WHAT TO PRODUCE | Write the listing out again, all of it, word for word.

Figure record listings
********************
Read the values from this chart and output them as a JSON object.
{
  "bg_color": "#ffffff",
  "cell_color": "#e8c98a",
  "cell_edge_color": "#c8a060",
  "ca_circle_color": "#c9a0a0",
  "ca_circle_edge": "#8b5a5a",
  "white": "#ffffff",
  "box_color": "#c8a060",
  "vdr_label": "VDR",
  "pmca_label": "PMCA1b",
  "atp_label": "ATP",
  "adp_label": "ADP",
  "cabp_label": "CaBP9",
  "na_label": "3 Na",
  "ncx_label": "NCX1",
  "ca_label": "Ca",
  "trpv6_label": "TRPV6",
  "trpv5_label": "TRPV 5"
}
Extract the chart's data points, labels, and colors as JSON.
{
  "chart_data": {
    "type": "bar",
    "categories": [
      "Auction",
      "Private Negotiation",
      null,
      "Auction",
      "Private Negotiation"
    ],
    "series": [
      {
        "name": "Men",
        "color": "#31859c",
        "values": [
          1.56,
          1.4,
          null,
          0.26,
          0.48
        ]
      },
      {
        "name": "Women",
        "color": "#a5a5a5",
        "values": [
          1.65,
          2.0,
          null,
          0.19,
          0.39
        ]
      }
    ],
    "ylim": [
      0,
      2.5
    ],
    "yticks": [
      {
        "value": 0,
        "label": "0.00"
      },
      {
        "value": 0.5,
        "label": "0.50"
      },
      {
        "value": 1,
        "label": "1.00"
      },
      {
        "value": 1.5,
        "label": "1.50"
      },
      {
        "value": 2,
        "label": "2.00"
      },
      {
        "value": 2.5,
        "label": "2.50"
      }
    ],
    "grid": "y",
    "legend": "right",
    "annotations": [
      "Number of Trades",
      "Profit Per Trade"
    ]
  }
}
********************
RESPONSE |
Read the values from this chart and output them as a JSON object.
{
  "bg_color": "#ffffff",
  "cell_color": "#e8c98a",
  "cell_edge_color": "#c8a060",
  "ca_circle_color": "#c9a0a0",
  "ca_circle_edge": "#8b5a5a",
  "white": "#ffffff",
  "box_color": "#c8a060",
  "vdr_label": "VDR",
  "pmca_label": "PMCA1b",
  "atp_label": "ATP",
  "adp_label": "ADP",
  "cabp_label": "CaBP9",
  "na_label": "3 Na",
  "ncx_label": "NCX1",
  "ca_label": "Ca",
  "trpv6_label": "TRPV6",
  "trpv5_label": "TRPV 5"
}
Extract the chart's data points, labels, and colors as JSON.
{
  "chart_data": {
    "type": "bar",
    "categories": [
      "Auction",
      "Private Negotiation",
      null,
      "Auction",
      "Private Negotiation"
    ],
    "series": [
      {
        "name": "Men",
        "color": "#31859c",
        "values": [
          1.56,
          1.4,
          null,
          0.26,
          0.48
        ]
      },
      {
        "name": "Women",
        "color": "#a5a5a5",
        "values": [
          1.65,
          2.0,
          null,
          0.19,
          0.39
        ]
      }
    ],
    "ylim": [
      0,
      2.5
    ],
    "yticks": [
      {
        "value": 0,
        "label": "0.00"
      },
      {
        "value": 0.5,
        "label": "0.50"
      },
      {
        "value": 1,
        "label": "1.00"
      },
      {
        "value": 1.5,
        "label": "1.50"
      },
      {
        "value": 2,
        "label": "2.00"
      },
      {
        "value": 2.5,
        "label": "2.50"
      }
    ],
    "grid": "y",
    "legend": "right",
    "annotations": [
      "Number of Trades",
      "Profit Per Trade"
    ]
  }
}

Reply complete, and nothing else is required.